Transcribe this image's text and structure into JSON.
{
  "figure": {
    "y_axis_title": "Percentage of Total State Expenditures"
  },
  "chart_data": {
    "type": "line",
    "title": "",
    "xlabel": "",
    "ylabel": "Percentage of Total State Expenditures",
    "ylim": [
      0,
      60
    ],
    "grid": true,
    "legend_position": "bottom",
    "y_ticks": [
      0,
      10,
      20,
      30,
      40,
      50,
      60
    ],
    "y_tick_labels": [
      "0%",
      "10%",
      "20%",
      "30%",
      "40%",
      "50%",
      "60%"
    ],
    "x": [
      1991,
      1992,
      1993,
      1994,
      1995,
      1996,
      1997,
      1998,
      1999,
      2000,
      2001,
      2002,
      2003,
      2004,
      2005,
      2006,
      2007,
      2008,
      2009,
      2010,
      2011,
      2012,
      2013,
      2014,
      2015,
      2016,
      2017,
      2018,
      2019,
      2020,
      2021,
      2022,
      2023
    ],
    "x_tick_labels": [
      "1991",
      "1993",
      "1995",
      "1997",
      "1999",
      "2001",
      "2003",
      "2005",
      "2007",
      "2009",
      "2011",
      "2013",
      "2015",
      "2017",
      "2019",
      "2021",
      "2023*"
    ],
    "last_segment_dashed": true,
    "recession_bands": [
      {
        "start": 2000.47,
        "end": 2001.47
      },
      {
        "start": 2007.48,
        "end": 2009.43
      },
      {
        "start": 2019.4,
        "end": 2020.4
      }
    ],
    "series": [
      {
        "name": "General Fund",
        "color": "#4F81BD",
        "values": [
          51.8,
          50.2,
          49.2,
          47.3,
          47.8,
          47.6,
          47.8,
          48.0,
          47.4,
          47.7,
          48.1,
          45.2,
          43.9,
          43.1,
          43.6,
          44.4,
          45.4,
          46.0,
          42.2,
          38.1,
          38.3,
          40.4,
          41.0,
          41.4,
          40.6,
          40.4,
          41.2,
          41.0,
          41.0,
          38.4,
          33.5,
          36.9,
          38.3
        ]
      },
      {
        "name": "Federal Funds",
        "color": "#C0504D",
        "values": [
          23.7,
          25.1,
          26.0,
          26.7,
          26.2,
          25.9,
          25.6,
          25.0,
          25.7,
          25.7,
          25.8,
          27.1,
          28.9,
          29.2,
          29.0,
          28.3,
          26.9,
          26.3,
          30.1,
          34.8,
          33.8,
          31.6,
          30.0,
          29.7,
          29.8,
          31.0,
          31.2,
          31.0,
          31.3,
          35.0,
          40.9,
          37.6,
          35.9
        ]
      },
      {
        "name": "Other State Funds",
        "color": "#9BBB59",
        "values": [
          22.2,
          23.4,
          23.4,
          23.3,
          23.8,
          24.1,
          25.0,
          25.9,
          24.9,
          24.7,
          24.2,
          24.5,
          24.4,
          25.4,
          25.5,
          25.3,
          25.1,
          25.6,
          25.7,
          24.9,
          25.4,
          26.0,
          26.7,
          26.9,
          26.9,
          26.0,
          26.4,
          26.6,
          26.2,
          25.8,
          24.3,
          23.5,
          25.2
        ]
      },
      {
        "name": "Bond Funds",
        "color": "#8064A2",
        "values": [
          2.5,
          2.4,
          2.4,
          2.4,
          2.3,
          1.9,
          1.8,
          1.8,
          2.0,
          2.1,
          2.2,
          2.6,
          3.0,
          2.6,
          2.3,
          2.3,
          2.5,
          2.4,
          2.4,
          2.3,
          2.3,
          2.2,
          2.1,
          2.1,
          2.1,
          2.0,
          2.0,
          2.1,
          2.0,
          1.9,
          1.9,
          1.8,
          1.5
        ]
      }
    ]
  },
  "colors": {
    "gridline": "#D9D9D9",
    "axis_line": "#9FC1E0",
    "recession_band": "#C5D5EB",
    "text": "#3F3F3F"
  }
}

→ **THE TASK**
Working from the material above, retype it in its entirety without change.

→ **WRITTEN RESPONSE**
Transcribe this image's text and structure into JSON.
{
  "figure": {
    "y_axis_title": "Percentage of Total State Expenditures"
  },
  "chart_data": {
    "type": "line",
    "title": "",
    "xlabel": "",
    "ylabel": "Percentage of Total State Expenditures",
    "ylim": [
      0,
      60
    ],
    "grid": true,
    "legend_position": "bottom",
    "y_ticks": [
      0,
      10,
      20,
      30,
      40,
      50,
      60
    ],
    "y_tick_labels": [
      "0%",
      "10%",
      "20%",
      "30%",
      "40%",
      "50%",
      "60%"
    ],
    "x": [
      1991,
      1992,
      1993,
      1994,
      1995,
      1996,
      1997,
      1998,
      1999,
      2000,
      2001,
      2002,
      2003,
      2004,
      2005,
      2006,
      2007,
      2008,
      2009,
      2010,
      2011,
      2012,
      2013,
      2014,
      2015,
      2016,
      2017,
      2018,
      2019,
      2020,
      2021,
      2022,
      2023
    ],
    "x_tick_labels": [
      "1991",
      "1993",
      "1995",
      "1997",
      "1999",
      "2001",
      "2003",
      "2005",
      "2007",
      "2009",
      "2011",
      "2013",
      "2015",
      "2017",
      "2019",
      "2021",
      "2023*"
    ],
    "last_segment_dashed": true,
    "recession_bands": [
      {
        "start": 2000.47,
        "end": 2001.47
      },
      {
        "start": 2007.48,
        "end": 2009.43
      },
      {
        "start": 2019.4,
        "end": 2020.4
      }
    ],
    "series": [
      {
        "name": "General Fund",
        "color": "#4F81BD",
        "values": [
          51.8,
          50.2,
          49.2,
          47.3,
          47.8,
          47.6,
          47.8,
          48.0,
          47.4,
          47.7,
          48.1,
          45.2,
          43.9,
          43.1,
          43.6,
          44.4,
          45.4,
          46.0,
          42.2,
          38.1,
          38.3,
          40.4,
          41.0,
          41.4,
          40.6,
          40.4,
          41.2,
          41.0,
          41.0,
          38.4,
          33.5,
          36.9,
          38.3
        ]
      },
      {
        "name": "Federal Funds",
        "color": "#C0504D",
        "values": [
          23.7,
          25.1,
          26.0,
          26.7,
          26.2,
          25.9,
          25.6,
          25.0,
          25.7,
          25.7,
          25.8,
          27.1,
          28.9,
          29.2,
          29.0,
          28.3,
          26.9,
          26.3,
          30.1,
          34.8,
          33.8,
          31.6,
          30.0,
          29.7,
          29.8,
          31.0,
          31.2,
          31.0,
          31.3,
          35.0,
          40.9,
          37.6,
          35.9
        ]
      },
      {
        "name": "Other State Funds",
        "color": "#9BBB59",
        "values": [
          22.2,
          23.4,
          23.4,
          23.3,
          23.8,
          24.1,
          25.0,
          25.9,
          24.9,
          24.7,
          24.2,
          24.5,
          24.4,
          25.4,
          25.5,
          25.3,
          25.1,
          25.6,
          25.7,
          24.9,
          25.4,
          26.0,
          26.7,
          26.9,
          26.9,
          26.0,
          26.4,
          26.6,
          26.2,
          25.8,
          24.3,
          23.5,
          25.2
        ]
      },
      {
        "name": "Bond Funds",
        "color": "#8064A2",
        "values": [
          2.5,
          2.4,
          2.4,
          2.4,
          2.3,
          1.9,
          1.8,
          1.8,
          2.0,
          2.1,
          2.2,
          2.6,
          3.0,
          2.6,
          2.3,
          2.3,
          2.5,
          2.4,
          2.4,
          2.3,
          2.3,
          2.2,
          2.1,
          2.1,
          2.1,
          2.0,
          2.0,
          2.1,
          2.0,
          1.9,
          1.9,
          1.8,
          1.5
        ]
      }
    ]
  },
  "colors": {
    "gridline": "#D9D9D9",
    "axis_line": "#9FC1E0",
    "recession_band": "#C5D5EB",
    "text": "#3F3F3F"
  }
}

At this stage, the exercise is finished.